[Stored records]
-- BEGIN --

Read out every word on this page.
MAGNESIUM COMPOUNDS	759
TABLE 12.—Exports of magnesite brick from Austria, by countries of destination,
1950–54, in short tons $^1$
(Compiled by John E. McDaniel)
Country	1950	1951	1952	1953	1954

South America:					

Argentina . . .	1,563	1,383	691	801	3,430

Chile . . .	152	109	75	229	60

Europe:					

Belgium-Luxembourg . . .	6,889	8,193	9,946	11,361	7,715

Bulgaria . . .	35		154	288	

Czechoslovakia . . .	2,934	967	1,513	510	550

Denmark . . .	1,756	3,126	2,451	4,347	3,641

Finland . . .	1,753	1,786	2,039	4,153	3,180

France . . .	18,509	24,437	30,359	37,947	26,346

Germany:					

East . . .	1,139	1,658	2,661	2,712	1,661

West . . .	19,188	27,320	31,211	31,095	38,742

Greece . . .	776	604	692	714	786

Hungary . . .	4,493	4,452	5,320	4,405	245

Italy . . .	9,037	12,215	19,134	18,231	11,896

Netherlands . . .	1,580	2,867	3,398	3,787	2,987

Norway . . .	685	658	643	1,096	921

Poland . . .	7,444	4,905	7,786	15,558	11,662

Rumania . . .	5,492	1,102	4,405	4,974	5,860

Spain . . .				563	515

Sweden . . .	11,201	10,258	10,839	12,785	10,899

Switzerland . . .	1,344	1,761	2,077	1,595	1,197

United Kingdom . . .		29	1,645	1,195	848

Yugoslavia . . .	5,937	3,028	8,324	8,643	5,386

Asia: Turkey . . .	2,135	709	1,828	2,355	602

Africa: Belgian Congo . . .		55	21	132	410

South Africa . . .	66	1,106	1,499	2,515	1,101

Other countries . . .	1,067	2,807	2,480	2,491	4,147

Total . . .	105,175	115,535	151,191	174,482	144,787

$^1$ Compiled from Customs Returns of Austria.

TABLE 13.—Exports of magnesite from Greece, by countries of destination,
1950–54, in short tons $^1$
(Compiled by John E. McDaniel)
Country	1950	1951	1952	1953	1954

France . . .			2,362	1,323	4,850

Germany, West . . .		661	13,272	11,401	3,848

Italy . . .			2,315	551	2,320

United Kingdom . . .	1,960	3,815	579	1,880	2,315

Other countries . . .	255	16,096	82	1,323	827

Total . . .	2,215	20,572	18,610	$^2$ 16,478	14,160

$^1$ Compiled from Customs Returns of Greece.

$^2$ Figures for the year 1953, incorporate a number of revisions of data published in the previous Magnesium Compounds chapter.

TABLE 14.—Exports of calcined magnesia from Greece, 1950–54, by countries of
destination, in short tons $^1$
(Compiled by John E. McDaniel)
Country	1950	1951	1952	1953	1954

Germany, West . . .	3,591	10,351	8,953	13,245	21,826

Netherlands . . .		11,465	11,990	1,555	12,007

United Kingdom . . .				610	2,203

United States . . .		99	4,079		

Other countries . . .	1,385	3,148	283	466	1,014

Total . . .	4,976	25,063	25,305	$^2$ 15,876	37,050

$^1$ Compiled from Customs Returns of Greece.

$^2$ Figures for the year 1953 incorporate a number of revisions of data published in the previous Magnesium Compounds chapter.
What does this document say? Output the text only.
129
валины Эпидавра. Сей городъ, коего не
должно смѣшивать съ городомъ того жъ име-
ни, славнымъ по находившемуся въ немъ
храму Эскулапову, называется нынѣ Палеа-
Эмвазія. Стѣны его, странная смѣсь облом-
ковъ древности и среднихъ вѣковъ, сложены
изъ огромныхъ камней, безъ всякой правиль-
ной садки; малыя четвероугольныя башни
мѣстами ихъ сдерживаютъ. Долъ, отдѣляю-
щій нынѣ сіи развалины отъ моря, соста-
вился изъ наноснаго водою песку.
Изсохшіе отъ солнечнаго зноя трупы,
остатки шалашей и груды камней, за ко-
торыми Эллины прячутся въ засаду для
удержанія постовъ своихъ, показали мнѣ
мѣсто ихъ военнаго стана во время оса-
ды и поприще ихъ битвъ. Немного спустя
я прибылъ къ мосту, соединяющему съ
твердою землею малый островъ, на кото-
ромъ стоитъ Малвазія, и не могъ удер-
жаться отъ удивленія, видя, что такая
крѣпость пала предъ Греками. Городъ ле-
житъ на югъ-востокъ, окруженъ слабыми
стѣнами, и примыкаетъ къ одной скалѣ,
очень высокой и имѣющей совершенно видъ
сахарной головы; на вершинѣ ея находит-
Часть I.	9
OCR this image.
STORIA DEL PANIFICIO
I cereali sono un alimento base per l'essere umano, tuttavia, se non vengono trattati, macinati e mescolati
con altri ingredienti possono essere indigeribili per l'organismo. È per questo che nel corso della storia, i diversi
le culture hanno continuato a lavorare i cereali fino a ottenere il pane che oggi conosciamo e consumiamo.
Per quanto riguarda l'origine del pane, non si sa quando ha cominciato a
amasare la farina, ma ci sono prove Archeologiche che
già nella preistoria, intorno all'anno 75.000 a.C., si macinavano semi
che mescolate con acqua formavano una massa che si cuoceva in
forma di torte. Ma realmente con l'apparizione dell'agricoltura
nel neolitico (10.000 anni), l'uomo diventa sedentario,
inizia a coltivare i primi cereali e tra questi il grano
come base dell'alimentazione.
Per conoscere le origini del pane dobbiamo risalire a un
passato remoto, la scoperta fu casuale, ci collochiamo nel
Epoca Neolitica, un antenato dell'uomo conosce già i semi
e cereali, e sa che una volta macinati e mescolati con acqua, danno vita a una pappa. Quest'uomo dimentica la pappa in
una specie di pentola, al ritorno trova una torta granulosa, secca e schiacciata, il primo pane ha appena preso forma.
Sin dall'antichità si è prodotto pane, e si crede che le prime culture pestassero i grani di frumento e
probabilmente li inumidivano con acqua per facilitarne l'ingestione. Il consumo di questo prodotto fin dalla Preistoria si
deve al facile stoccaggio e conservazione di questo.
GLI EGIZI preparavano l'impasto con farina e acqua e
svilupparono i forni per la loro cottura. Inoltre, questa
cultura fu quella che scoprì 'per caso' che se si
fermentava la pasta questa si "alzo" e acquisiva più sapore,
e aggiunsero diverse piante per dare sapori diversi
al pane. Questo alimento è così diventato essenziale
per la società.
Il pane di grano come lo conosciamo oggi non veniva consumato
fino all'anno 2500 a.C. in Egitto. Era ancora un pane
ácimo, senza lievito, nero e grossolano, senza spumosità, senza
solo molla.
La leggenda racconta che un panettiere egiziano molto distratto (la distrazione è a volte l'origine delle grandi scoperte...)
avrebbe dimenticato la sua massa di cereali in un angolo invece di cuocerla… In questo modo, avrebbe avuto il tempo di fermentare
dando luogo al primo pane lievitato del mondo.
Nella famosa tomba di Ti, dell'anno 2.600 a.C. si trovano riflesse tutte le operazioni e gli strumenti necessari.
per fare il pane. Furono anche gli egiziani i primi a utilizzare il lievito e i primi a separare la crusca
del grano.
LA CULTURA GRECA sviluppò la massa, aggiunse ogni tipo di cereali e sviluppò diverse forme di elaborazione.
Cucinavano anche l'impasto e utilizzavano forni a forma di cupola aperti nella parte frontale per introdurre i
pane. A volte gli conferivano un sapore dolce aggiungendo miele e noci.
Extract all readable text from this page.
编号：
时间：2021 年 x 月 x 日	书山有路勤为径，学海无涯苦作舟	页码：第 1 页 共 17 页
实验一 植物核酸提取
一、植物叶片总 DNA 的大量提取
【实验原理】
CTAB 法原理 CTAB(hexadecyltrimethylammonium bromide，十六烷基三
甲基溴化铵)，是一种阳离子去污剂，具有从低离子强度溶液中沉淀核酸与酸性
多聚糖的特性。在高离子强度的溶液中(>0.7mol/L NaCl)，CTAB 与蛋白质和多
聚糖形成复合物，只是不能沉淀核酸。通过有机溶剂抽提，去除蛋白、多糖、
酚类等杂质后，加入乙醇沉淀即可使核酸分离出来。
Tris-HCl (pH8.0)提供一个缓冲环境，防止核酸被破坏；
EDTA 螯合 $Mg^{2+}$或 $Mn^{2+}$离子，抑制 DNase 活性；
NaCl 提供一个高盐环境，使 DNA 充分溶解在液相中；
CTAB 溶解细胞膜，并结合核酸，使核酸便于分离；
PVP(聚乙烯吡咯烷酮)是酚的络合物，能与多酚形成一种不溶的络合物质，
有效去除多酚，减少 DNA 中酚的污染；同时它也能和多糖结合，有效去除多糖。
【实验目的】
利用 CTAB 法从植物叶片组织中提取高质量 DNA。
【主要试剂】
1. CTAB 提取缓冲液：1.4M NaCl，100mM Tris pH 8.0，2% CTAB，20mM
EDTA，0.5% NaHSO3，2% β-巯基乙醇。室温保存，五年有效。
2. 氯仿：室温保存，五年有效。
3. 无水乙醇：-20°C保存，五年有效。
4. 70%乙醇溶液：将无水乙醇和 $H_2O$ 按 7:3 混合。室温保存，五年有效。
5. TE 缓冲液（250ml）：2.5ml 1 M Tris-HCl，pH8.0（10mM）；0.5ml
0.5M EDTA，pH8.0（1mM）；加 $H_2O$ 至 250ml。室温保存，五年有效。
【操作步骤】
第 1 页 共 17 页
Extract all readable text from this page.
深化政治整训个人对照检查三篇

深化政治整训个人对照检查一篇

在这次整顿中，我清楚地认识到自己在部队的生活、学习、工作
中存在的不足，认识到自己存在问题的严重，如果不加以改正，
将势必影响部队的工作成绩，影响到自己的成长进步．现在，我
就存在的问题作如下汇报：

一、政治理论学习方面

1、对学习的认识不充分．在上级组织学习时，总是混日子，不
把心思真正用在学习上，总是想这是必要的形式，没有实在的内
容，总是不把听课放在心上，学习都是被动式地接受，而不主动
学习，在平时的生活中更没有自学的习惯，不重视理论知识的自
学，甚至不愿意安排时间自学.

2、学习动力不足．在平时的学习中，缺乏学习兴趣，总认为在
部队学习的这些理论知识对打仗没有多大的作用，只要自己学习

-- END --

What the exercise asks: Provide the number of lines containing the string "published", with no other output.

Completed task: 2